[Set task] Transcribe every line exactly and omit anything that is a picture.

── Supplied material

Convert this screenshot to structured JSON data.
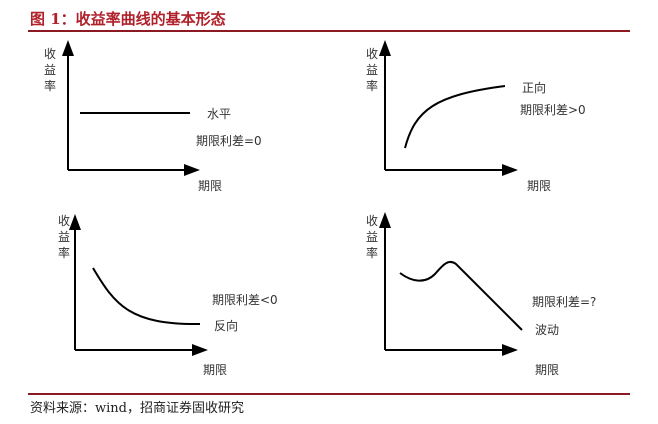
{
  "title": "图 1：收益率曲线的基本形态",
  "source": "资料来源：wind，招商证券固收研究",
  "axis_labels": {
    "y": [
      "收",
      "益",
      "率"
    ],
    "x": "期限"
  },
  "panels": [
    {
      "name": "flat",
      "shape": "水平",
      "spread": "期限利差=0"
    },
    {
      "name": "normal",
      "shape": "正向",
      "spread": "期限利差>0"
    },
    {
      "name": "inverted",
      "shape": "反向",
      "spread": "期限利差<0"
    },
    {
      "name": "humped",
      "shape": "波动",
      "spread": "期限利差=?"
    }
  ]
}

────

[Answer to the problem]
Convert this screenshot to structured JSON data.
{
  "title": "图 1：收益率曲线的基本形态",
  "source": "资料来源：wind，招商证券固收研究",
  "axis_labels": {
    "y": [
      "收",
      "益",
      "率"
    ],
    "x": "期限"
  },
  "panels": [
    {
      "name": "flat",
      "shape": "水平",
      "spread": "期限利差=0"
    },
    {
      "name": "normal",
      "shape": "正向",
      "spread": "期限利差>0"
    },
    {
      "name": "inverted",
      "shape": "反向",
      "spread": "期限利差<0"
    },
    {
      "name": "humped",
      "shape": "波动",
      "spread": "期限利差=?"
    }
  ]
}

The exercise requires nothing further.